Written request. Search the listing below for the string "高级公式产品" and copy every line where it occurs.

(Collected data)
......

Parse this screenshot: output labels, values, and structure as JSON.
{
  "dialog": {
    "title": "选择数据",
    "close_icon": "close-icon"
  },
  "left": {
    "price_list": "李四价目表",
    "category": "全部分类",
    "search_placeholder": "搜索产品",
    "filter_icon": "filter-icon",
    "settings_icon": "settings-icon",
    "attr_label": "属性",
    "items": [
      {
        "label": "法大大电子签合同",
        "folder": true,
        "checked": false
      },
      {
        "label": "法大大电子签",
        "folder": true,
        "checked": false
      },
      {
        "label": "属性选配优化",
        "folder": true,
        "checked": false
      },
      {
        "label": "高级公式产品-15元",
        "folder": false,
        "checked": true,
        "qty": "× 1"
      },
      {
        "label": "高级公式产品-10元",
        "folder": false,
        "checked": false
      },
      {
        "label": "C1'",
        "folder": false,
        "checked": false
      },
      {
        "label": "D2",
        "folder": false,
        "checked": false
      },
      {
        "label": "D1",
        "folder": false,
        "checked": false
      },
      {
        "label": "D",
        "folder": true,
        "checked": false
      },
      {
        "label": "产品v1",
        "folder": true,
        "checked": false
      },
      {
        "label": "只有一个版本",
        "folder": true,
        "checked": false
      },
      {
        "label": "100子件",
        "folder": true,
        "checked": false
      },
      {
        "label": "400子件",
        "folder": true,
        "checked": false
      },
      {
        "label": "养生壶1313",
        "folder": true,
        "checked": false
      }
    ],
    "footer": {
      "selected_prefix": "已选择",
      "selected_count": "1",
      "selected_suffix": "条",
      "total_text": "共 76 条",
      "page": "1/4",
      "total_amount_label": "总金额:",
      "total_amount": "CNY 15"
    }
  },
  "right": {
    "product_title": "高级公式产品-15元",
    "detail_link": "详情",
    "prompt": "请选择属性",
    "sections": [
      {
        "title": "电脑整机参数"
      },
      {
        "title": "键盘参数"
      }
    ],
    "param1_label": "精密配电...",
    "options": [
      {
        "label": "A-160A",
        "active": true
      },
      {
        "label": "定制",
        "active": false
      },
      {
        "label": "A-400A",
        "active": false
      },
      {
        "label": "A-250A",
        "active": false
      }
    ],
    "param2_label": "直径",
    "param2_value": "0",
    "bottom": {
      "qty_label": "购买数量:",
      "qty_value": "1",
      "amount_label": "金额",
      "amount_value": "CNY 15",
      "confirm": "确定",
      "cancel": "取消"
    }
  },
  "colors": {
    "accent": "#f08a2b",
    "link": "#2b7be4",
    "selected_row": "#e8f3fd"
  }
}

......

Solution to the problem.
        "label": "高级公式产品-15元",
        "label": "高级公式产品-10元",
    "product_title": "高级公式产品-15元",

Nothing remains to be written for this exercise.